Reproduce the items below word for word, from the first line through the line containing "grid-value: 97 bbox=[549, 142, 561, 153]", and stop there.
#### LISTING
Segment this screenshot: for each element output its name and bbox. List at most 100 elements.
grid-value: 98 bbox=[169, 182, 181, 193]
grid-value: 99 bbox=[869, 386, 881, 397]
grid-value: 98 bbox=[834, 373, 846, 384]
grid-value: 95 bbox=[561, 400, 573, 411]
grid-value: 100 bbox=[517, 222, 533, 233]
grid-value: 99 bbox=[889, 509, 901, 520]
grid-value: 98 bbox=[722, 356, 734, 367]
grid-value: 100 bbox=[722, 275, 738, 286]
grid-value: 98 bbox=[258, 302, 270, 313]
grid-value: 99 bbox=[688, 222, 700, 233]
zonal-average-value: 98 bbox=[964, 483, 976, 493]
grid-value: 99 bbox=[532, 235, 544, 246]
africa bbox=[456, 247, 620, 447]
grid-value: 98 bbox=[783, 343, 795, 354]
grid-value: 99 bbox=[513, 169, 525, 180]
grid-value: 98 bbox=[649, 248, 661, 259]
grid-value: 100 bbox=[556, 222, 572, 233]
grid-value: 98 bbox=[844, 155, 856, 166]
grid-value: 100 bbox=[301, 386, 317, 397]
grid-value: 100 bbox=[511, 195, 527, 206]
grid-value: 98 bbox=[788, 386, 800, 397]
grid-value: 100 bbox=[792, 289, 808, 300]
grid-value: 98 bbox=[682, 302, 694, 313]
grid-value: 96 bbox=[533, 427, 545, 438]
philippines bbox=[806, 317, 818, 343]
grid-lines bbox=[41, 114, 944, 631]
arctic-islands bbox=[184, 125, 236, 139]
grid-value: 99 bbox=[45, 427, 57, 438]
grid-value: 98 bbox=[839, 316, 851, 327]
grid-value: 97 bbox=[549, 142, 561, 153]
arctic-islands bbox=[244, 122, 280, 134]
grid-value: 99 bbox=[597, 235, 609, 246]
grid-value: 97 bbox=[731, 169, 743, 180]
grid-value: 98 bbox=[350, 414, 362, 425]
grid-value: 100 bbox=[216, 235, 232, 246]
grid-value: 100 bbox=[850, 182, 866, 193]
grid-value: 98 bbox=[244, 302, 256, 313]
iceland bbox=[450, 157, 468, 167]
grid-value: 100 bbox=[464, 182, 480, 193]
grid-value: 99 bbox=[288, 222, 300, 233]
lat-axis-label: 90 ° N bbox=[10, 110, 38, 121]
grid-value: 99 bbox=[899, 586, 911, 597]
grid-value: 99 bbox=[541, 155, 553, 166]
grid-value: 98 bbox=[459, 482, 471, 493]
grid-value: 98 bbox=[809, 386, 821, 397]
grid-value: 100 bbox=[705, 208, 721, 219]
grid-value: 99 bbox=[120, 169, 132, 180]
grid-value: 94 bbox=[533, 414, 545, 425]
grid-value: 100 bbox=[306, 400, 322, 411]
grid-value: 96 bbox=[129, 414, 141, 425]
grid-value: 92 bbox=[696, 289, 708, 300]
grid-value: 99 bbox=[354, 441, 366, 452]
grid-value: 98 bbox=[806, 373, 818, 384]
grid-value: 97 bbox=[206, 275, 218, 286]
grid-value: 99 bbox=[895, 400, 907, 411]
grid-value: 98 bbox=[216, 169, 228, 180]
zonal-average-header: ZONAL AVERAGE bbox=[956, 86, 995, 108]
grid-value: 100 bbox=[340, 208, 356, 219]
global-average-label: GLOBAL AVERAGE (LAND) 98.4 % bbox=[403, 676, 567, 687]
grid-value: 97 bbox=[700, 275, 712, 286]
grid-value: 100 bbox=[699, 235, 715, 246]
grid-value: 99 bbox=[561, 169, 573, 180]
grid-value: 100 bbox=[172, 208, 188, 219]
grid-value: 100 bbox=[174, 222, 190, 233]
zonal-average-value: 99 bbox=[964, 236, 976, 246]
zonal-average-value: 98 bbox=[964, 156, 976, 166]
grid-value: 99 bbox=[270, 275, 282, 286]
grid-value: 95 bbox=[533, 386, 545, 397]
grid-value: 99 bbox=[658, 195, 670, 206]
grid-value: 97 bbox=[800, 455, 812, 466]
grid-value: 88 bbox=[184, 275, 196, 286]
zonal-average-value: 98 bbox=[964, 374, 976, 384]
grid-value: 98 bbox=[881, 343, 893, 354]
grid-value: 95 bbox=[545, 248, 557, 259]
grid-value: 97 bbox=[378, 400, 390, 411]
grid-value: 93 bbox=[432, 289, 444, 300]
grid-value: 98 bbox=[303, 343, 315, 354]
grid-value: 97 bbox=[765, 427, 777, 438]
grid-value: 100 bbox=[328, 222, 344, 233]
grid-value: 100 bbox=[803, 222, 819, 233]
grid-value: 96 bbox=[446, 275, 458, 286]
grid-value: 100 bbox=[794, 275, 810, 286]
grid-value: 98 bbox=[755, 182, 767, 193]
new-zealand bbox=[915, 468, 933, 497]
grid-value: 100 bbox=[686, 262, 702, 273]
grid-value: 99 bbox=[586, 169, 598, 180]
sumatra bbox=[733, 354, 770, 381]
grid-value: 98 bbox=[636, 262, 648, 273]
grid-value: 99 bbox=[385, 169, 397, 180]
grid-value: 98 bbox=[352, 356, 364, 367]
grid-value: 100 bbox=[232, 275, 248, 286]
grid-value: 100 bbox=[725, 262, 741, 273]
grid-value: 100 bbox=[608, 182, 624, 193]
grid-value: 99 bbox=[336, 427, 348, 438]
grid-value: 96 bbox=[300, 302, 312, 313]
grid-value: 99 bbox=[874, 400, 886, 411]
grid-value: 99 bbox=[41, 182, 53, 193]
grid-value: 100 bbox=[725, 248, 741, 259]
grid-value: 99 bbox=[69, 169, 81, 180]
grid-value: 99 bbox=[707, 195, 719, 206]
########
SOLVED EXERCISE
Segment this screenshot: for each element output its name and bbox. List at most 100 elements.
grid-value: 98 bbox=[169, 182, 181, 193]
grid-value: 99 bbox=[869, 386, 881, 397]
grid-value: 98 bbox=[834, 373, 846, 384]
grid-value: 95 bbox=[561, 400, 573, 411]
grid-value: 100 bbox=[517, 222, 533, 233]
grid-value: 99 bbox=[889, 509, 901, 520]
grid-value: 98 bbox=[722, 356, 734, 367]
grid-value: 100 bbox=[722, 275, 738, 286]
grid-value: 98 bbox=[258, 302, 270, 313]
grid-value: 99 bbox=[688, 222, 700, 233]
zonal-average-value: 98 bbox=[964, 483, 976, 493]
grid-value: 99 bbox=[532, 235, 544, 246]
africa bbox=[456, 247, 620, 447]
grid-value: 98 bbox=[783, 343, 795, 354]
grid-value: 99 bbox=[513, 169, 525, 180]
grid-value: 98 bbox=[649, 248, 661, 259]
grid-value: 100 bbox=[556, 222, 572, 233]
grid-value: 98 bbox=[844, 155, 856, 166]
grid-value: 100 bbox=[301, 386, 317, 397]
grid-value: 100 bbox=[511, 195, 527, 206]
grid-value: 98 bbox=[788, 386, 800, 397]
grid-value: 100 bbox=[792, 289, 808, 300]
grid-value: 98 bbox=[682, 302, 694, 313]
grid-value: 96 bbox=[533, 427, 545, 438]
philippines bbox=[806, 317, 818, 343]
grid-lines bbox=[41, 114, 944, 631]
arctic-islands bbox=[184, 125, 236, 139]
grid-value: 99 bbox=[45, 427, 57, 438]
grid-value: 98 bbox=[839, 316, 851, 327]
grid-value: 97 bbox=[549, 142, 561, 153]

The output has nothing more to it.